==== Entries provided

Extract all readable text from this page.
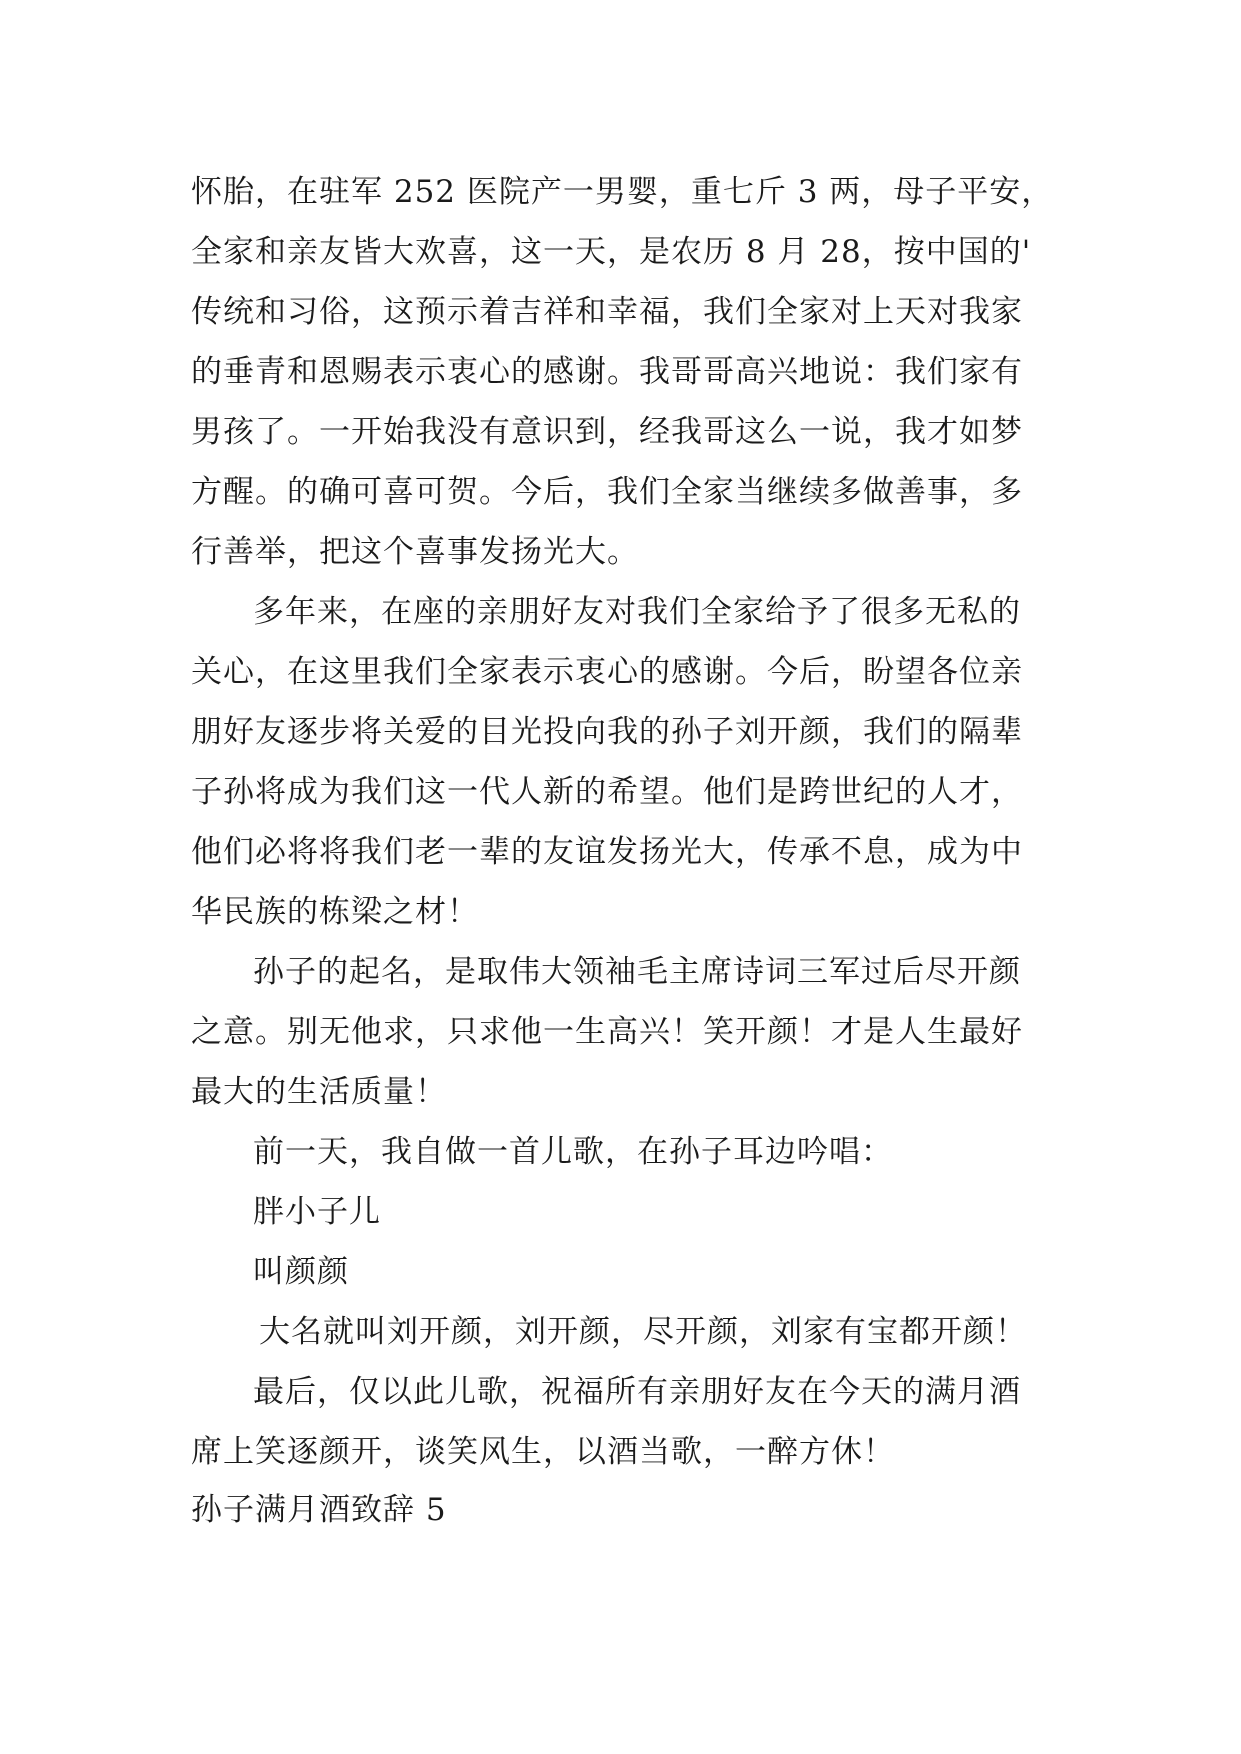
怀胎，在驻军 252 医院产一男婴，重七斤 3 两，母子平安，
全家和亲友皆大欢喜，这一天，是农历 8 月 28，按中国的'
传统和习俗，这预示着吉祥和幸福，我们全家对上天对我家
的垂青和恩赐表示衷心的感谢。我哥哥高兴地说：我们家有
男孩了。一开始我没有意识到，经我哥这么一说，我才如梦
方醒。的确可喜可贺。今后，我们全家当继续多做善事，多
行善举，把这个喜事发扬光大。
多年来，在座的亲朋好友对我们全家给予了很多无私的
关心，在这里我们全家表示衷心的感谢。今后，盼望各位亲
朋好友逐步将关爱的目光投向我的孙子刘开颜，我们的隔辈
子孙将成为我们这一代人新的希望。他们是跨世纪的人才，
他们必将将我们老一辈的友谊发扬光大，传承不息，成为中
华民族的栋梁之材！
孙子的起名，是取伟大领袖毛主席诗词三军过后尽开颜
之意。别无他求，只求他一生高兴！笑开颜！才是人生最好
最大的生活质量！
前一天，我自做一首儿歌，在孙子耳边吟唱：
胖小子儿
叫颜颜
大名就叫刘开颜，刘开颜，尽开颜，刘家有宝都开颜！
最后，仅以此儿歌，祝福所有亲朋好友在今天的满月酒
席上笑逐颜开，谈笑风生，以酒当歌，一醉方休！
孙子满月酒致辞 5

========

- **What the exercise asks**: Leave the images out and output the remaining material exactly as it stands.

- **Result for this task**:
Extract all readable text from this page.
怀胎，在驻军 252 医院产一男婴，重七斤 3 两，母子平安，
全家和亲友皆大欢喜，这一天，是农历 8 月 28，按中国的'
传统和习俗，这预示着吉祥和幸福，我们全家对上天对我家
的垂青和恩赐表示衷心的感谢。我哥哥高兴地说：我们家有
男孩了。一开始我没有意识到，经我哥这么一说，我才如梦
方醒。的确可喜可贺。今后，我们全家当继续多做善事，多
行善举，把这个喜事发扬光大。
多年来，在座的亲朋好友对我们全家给予了很多无私的
关心，在这里我们全家表示衷心的感谢。今后，盼望各位亲
朋好友逐步将关爱的目光投向我的孙子刘开颜，我们的隔辈
子孙将成为我们这一代人新的希望。他们是跨世纪的人才，
他们必将将我们老一辈的友谊发扬光大，传承不息，成为中
华民族的栋梁之材！
孙子的起名，是取伟大领袖毛主席诗词三军过后尽开颜
之意。别无他求，只求他一生高兴！笑开颜！才是人生最好
最大的生活质量！
前一天，我自做一首儿歌，在孙子耳边吟唱：
胖小子儿
叫颜颜
大名就叫刘开颜，刘开颜，尽开颜，刘家有宝都开颜！
最后，仅以此儿歌，祝福所有亲朋好友在今天的满月酒
席上笑逐颜开，谈笑风生，以酒当歌，一醉方休！
孙子满月酒致辞 5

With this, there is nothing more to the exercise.